→ Exercise input:
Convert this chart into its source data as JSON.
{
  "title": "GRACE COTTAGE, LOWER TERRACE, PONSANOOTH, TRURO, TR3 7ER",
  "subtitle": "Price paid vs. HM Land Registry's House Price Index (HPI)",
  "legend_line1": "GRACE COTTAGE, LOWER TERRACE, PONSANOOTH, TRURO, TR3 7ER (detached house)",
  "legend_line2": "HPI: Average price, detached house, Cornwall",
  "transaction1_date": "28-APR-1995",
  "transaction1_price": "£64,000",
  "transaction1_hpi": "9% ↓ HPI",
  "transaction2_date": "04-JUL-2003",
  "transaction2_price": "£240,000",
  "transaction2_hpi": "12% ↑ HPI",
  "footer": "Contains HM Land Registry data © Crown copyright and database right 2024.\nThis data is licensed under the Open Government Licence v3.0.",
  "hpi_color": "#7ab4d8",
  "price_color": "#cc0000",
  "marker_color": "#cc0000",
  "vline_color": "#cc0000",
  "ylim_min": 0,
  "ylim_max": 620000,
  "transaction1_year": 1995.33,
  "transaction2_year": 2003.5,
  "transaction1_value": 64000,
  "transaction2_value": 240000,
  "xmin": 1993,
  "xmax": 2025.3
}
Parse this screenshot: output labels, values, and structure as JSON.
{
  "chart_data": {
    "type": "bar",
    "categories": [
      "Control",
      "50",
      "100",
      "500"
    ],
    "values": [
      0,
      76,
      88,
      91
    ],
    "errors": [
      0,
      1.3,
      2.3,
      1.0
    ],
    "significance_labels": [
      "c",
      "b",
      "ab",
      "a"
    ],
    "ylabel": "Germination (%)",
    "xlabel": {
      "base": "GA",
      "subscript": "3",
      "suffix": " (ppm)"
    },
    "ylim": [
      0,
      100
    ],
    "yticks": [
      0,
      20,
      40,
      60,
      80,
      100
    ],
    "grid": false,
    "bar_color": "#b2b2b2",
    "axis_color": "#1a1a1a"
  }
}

→ Requirements: Return the listing above in its exact form.

→ Written reply:
Convert this chart into its source data as JSON.
{
  "title": "GRACE COTTAGE, LOWER TERRACE, PONSANOOTH, TRURO, TR3 7ER",
  "subtitle": "Price paid vs. HM Land Registry's House Price Index (HPI)",
  "legend_line1": "GRACE COTTAGE, LOWER TERRACE, PONSANOOTH, TRURO, TR3 7ER (detached house)",
  "legend_line2": "HPI: Average price, detached house, Cornwall",
  "transaction1_date": "28-APR-1995",
  "transaction1_price": "£64,000",
  "transaction1_hpi": "9% ↓ HPI",
  "transaction2_date": "04-JUL-2003",
  "transaction2_price": "£240,000",
  "transaction2_hpi": "12% ↑ HPI",
  "footer": "Contains HM Land Registry data © Crown copyright and database right 2024.\nThis data is licensed under the Open Government Licence v3.0.",
  "hpi_color": "#7ab4d8",
  "price_color": "#cc0000",
  "marker_color": "#cc0000",
  "vline_color": "#cc0000",
  "ylim_min": 0,
  "ylim_max": 620000,
  "transaction1_year": 1995.33,
  "transaction2_year": 2003.5,
  "transaction1_value": 64000,
  "transaction2_value": 240000,
  "xmin": 1993,
  "xmax": 2025.3
}
Parse this screenshot: output labels, values, and structure as JSON.
{
  "chart_data": {
    "type": "bar",
    "categories": [
      "Control",
      "50",
      "100",
      "500"
    ],
    "values": [
      0,
      76,
      88,
      91
    ],
    "errors": [
      0,
      1.3,
      2.3,
      1.0
    ],
    "significance_labels": [
      "c",
      "b",
      "ab",
      "a"
    ],
    "ylabel": "Germination (%)",
    "xlabel": {
      "base": "GA",
      "subscript": "3",
      "suffix": " (ppm)"
    },
    "ylim": [
      0,
      100
    ],
    "yticks": [
      0,
      20,
      40,
      60,
      80,
      100
    ],
    "grid": false,
    "bar_color": "#b2b2b2",
    "axis_color": "#1a1a1a"
  }
}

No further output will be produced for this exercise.